§ **STATED GOAL**:
Copy each line of the entries that contains the word "icon".

--

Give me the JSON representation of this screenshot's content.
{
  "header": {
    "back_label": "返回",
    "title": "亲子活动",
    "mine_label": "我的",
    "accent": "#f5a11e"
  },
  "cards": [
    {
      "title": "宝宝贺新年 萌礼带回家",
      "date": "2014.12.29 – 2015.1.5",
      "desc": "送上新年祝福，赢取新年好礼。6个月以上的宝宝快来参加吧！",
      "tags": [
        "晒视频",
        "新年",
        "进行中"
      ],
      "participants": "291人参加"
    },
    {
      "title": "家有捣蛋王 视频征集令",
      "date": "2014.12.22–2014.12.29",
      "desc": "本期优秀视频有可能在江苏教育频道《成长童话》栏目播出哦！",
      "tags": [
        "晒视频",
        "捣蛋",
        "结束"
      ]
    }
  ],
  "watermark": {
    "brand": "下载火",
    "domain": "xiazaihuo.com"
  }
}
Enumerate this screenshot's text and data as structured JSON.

--

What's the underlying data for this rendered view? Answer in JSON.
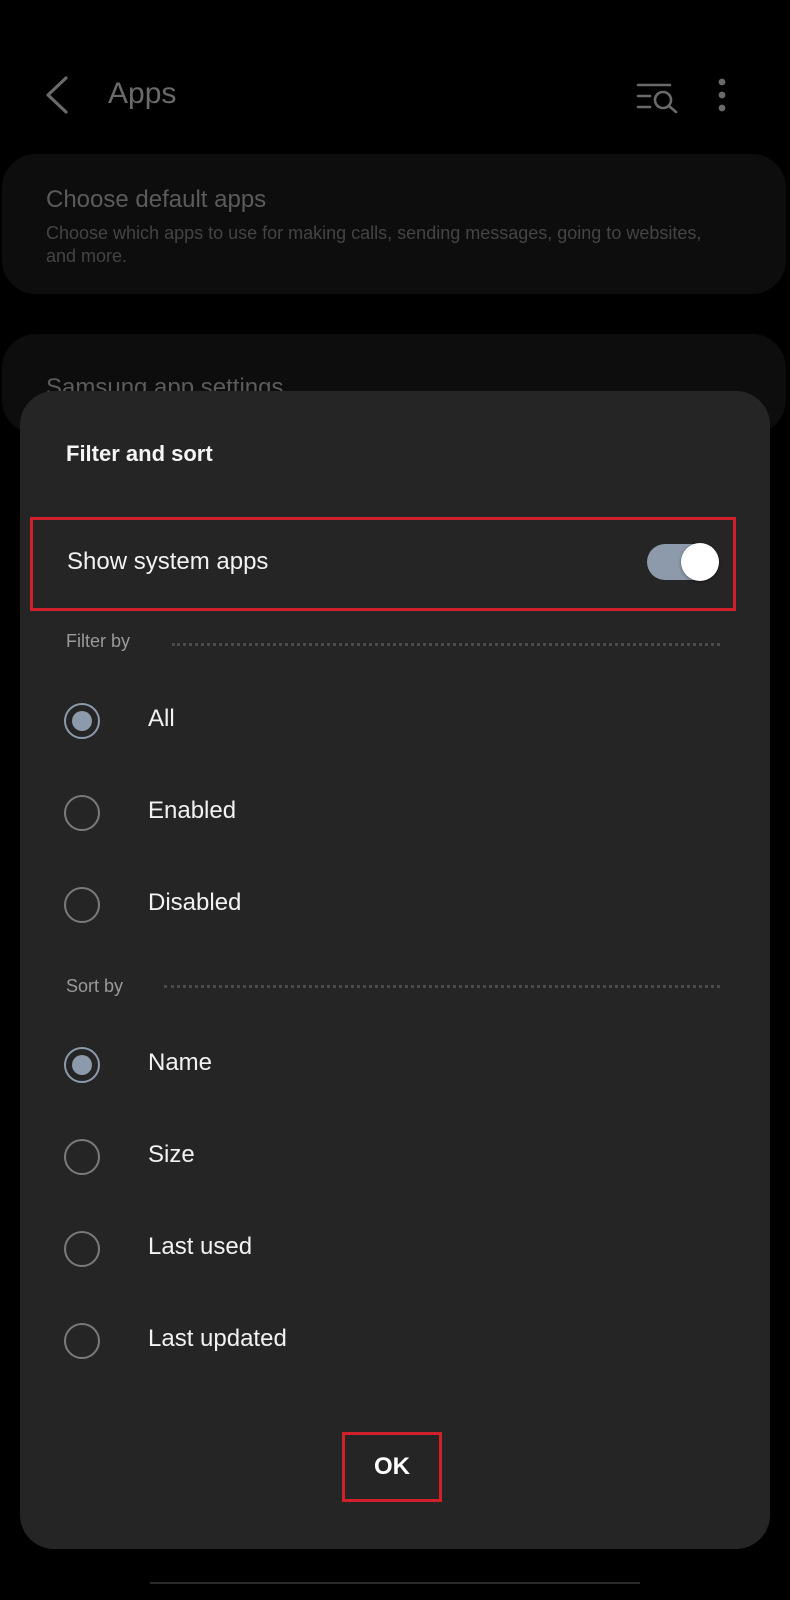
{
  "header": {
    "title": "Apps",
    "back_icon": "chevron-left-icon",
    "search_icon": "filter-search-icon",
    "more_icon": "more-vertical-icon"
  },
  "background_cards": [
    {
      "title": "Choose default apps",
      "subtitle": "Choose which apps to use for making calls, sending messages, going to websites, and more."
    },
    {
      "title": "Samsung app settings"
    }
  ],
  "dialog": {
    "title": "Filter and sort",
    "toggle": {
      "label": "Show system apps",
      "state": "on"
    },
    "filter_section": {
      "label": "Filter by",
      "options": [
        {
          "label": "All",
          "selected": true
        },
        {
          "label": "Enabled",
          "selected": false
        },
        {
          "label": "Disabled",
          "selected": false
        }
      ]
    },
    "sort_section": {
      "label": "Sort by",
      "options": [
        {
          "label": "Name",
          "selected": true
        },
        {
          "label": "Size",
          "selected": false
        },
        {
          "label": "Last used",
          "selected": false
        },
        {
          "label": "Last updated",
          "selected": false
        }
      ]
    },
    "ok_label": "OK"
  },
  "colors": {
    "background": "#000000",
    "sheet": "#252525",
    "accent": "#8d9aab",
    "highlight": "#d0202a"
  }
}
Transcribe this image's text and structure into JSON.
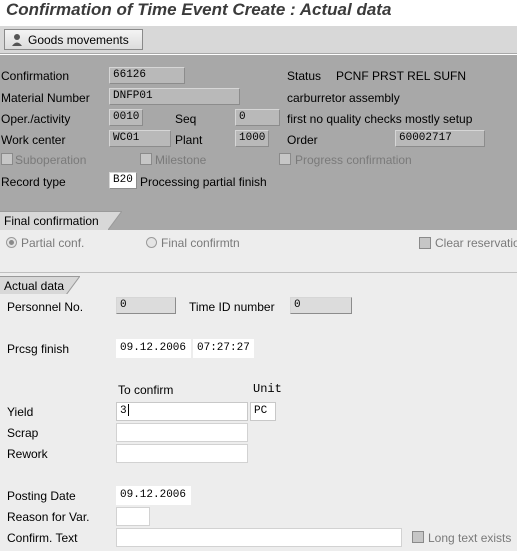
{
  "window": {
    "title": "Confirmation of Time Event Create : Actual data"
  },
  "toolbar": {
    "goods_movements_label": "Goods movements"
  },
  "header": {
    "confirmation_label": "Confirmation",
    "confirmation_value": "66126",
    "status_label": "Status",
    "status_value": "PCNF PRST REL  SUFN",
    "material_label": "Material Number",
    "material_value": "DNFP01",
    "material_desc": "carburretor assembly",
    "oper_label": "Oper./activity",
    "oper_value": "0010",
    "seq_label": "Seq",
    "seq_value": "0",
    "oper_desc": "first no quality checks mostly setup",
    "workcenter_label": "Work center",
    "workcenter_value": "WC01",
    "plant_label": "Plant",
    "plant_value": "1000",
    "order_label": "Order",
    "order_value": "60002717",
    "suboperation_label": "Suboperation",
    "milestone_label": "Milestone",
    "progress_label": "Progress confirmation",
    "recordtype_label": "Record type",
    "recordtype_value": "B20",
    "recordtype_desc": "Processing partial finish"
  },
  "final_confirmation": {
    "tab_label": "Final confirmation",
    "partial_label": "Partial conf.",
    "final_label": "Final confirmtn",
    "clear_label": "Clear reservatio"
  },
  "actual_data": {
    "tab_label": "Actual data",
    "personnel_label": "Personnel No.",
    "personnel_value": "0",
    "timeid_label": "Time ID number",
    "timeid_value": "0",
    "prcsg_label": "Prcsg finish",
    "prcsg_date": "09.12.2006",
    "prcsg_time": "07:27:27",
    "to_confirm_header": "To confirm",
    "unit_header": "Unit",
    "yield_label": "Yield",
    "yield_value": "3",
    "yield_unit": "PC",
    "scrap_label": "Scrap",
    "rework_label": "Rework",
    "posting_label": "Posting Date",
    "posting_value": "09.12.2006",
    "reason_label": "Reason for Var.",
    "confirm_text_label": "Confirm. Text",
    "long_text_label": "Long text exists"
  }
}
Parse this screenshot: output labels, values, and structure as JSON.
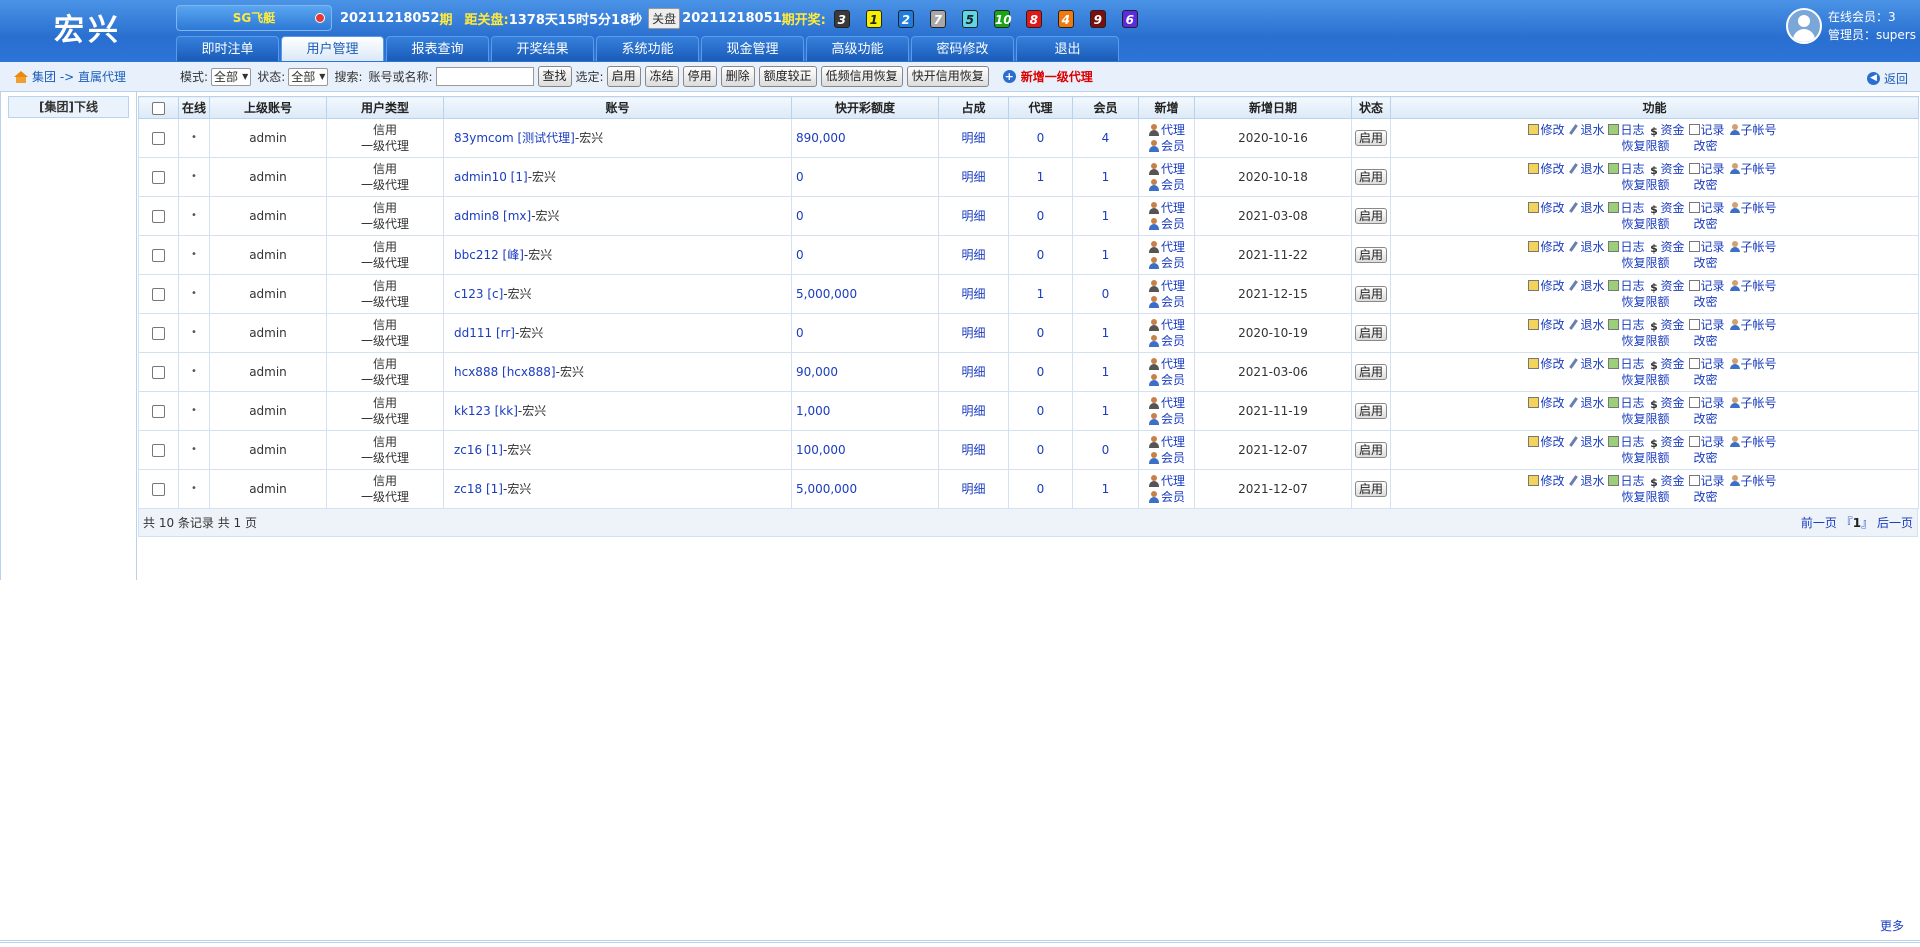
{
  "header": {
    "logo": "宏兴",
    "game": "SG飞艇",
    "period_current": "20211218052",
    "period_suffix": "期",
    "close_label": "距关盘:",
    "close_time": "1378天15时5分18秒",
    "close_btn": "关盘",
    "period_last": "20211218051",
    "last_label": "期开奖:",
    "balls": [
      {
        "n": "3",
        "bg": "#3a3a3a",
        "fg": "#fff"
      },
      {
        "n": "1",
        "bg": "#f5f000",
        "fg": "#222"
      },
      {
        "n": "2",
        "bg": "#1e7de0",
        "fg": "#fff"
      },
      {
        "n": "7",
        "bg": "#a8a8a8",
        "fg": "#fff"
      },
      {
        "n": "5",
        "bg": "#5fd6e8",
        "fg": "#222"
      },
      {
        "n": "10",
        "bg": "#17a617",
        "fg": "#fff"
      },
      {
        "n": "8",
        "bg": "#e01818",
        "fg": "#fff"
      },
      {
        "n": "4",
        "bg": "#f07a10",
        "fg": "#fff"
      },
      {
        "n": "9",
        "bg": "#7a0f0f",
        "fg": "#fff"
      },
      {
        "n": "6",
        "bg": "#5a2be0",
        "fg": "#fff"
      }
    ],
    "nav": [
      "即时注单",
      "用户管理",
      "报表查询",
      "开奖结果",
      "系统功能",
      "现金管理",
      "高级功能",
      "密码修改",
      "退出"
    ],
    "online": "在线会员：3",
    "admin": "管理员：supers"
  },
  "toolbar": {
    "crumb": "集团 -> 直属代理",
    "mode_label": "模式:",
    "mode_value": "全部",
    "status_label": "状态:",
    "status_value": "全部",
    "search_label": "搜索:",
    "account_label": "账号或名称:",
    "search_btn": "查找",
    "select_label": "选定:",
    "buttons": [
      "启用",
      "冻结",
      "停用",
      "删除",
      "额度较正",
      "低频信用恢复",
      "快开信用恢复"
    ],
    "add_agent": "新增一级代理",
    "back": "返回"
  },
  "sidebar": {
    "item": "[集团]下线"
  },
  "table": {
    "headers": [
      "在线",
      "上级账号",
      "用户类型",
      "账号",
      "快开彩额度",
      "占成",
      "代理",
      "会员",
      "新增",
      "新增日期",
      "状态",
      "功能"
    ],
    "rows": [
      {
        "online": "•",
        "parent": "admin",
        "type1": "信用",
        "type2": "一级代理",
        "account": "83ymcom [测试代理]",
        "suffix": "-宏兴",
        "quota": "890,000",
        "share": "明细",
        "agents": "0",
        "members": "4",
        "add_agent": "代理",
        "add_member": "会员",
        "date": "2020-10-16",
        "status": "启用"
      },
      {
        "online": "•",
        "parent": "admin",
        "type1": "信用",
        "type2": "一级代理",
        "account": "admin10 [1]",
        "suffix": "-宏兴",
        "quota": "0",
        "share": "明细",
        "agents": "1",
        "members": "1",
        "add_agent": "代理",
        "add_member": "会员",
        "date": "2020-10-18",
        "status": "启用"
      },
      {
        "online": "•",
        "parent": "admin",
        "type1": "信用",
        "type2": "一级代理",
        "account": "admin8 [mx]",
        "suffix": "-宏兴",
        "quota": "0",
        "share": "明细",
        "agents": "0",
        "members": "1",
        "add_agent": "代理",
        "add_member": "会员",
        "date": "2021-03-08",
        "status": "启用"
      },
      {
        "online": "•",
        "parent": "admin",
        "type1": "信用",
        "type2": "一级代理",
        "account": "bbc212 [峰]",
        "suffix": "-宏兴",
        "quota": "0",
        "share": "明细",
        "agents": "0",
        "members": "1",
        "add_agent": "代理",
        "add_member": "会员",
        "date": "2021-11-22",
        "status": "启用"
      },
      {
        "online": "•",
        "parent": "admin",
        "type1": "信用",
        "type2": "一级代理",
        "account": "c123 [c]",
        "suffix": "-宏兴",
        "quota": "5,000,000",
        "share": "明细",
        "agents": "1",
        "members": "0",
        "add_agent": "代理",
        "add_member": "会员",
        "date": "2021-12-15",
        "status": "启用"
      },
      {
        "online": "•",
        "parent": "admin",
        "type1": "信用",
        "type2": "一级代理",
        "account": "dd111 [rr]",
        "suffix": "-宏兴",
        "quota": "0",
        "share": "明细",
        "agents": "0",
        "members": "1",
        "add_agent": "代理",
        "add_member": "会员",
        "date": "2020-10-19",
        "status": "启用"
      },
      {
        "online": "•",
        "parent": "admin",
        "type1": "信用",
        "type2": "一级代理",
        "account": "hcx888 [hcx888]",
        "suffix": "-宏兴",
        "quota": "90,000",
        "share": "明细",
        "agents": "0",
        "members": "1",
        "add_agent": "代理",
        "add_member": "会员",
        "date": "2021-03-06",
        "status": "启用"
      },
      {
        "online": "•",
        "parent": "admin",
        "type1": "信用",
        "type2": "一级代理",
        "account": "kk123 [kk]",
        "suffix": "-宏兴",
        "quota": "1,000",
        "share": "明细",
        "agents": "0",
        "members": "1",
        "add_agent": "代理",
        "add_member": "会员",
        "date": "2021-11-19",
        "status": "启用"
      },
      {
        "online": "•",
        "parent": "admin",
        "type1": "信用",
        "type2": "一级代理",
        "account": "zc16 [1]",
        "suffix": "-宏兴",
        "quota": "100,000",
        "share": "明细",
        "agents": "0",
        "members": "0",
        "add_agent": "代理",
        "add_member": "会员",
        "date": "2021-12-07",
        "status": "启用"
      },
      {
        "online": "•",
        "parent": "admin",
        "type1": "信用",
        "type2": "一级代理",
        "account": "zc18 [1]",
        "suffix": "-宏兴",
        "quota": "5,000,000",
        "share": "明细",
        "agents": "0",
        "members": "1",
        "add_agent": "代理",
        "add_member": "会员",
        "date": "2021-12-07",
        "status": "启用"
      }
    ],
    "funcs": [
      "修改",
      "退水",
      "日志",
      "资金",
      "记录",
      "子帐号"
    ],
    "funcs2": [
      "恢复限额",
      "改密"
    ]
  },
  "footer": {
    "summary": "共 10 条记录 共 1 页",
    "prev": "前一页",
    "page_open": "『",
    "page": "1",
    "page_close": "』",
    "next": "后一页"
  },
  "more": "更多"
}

--

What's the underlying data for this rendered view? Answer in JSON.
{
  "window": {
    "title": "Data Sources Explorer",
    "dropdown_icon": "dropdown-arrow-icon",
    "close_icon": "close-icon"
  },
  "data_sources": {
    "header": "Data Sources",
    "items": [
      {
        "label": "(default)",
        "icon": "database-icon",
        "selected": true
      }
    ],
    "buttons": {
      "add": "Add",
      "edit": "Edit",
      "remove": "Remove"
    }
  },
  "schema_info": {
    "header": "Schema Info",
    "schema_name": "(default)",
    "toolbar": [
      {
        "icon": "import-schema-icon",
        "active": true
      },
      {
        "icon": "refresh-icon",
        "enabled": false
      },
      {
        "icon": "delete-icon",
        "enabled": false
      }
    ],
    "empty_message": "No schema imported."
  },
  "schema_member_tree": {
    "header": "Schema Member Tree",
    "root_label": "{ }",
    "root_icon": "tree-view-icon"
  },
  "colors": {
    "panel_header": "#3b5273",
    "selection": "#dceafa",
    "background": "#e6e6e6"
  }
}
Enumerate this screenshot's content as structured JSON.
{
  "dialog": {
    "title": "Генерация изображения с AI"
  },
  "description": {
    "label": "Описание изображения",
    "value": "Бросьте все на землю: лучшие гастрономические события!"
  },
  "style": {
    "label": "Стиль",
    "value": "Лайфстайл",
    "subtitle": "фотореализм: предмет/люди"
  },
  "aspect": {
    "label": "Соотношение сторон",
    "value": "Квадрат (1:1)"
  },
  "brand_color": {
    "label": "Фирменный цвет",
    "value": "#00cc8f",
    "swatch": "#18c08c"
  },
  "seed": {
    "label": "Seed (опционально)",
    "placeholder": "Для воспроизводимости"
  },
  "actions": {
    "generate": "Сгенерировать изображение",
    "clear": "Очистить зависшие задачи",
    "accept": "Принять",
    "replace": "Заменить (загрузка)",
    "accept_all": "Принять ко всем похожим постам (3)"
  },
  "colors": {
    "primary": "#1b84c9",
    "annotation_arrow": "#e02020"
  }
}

--

§ **OUTPUT OF THE EXERCISE**:
    "back_icon": "chevron-left-icon",
    "search_icon": "filter-search-icon",
    "more_icon": "more-vertical-icon"
    "dropdown_icon": "dropdown-arrow-icon",
    "close_icon": "close-icon"
        "icon": "database-icon",
        "icon": "import-schema-icon",
        "icon": "refresh-icon",
        "icon": "delete-icon",
    "root_icon": "tree-view-icon"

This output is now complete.